▶ _To do_
Transcribe each entry below exactly. Pictures do not go in the copy.

▶ _Data supplied_
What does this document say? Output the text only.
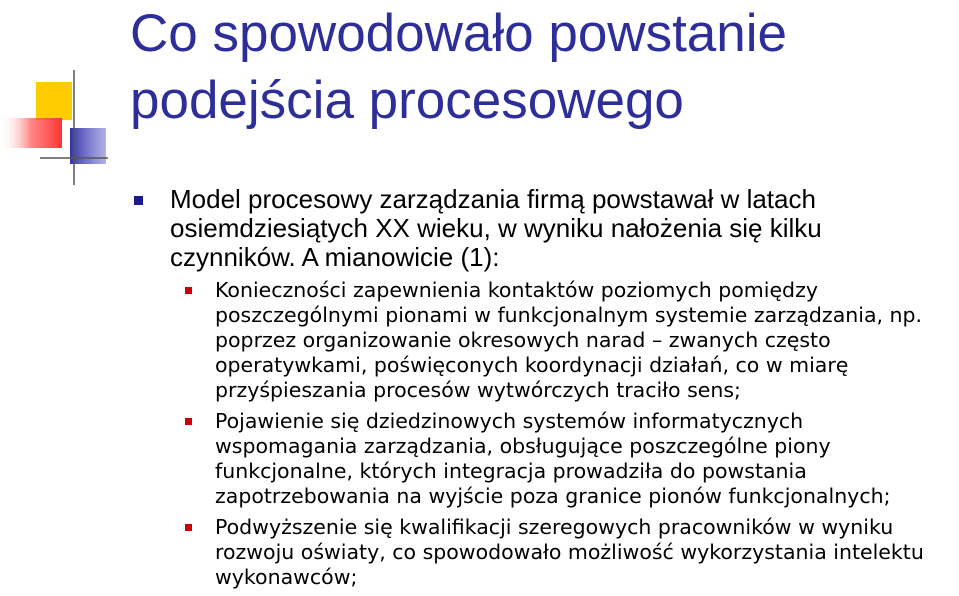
Co spowodowało powstanie podejścia procesowego
Model procesowy zarządzania firmą powstawał w latach osiemdziesiątych XX wieku, w wyniku nałożenia się kilku czynników. A mianowicie (1):
Konieczności zapewnienia kontaktów poziomych pomiędzy poszczególnymi pionami w funkcjonalnym systemie zarządzania, np. poprzez organizowanie okresowych narad – zwanych często operatywkami, poświęconych koordynacji działań, co w miarę przyśpieszania procesów wytwórczych traciło sens;
Pojawienie się dziedzinowych systemów informatycznych wspomagania zarządzania, obsługujące poszczególne piony funkcjonalne, których integracja prowadziła do powstania zapotrzebowania na wyjście poza granice pionów funkcjonalnych;
Podwyższenie się kwalifikacji szeregowych pracowników w wyniku rozwoju oświaty, co spowodowało możliwość wykorzystania intelektu wykonawców;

▶ _Response to the exercise_
What does this document say? Output the text only.
Co spowodowało powstanie podejścia procesowego
Model procesowy zarządzania firmą powstawał w latach osiemdziesiątych XX wieku, w wyniku nałożenia się kilku czynników. A mianowicie (1):
Konieczności zapewnienia kontaktów poziomych pomiędzy poszczególnymi pionami w funkcjonalnym systemie zarządzania, np. poprzez organizowanie okresowych narad – zwanych często operatywkami, poświęconych koordynacji działań, co w miarę przyśpieszania procesów wytwórczych traciło sens;
Pojawienie się dziedzinowych systemów informatycznych wspomagania zarządzania, obsługujące poszczególne piony funkcjonalne, których integracja prowadziła do powstania zapotrzebowania na wyjście poza granice pionów funkcjonalnych;
Podwyższenie się kwalifikacji szeregowych pracowników w wyniku rozwoju oświaty, co spowodowało możliwość wykorzystania intelektu wykonawców;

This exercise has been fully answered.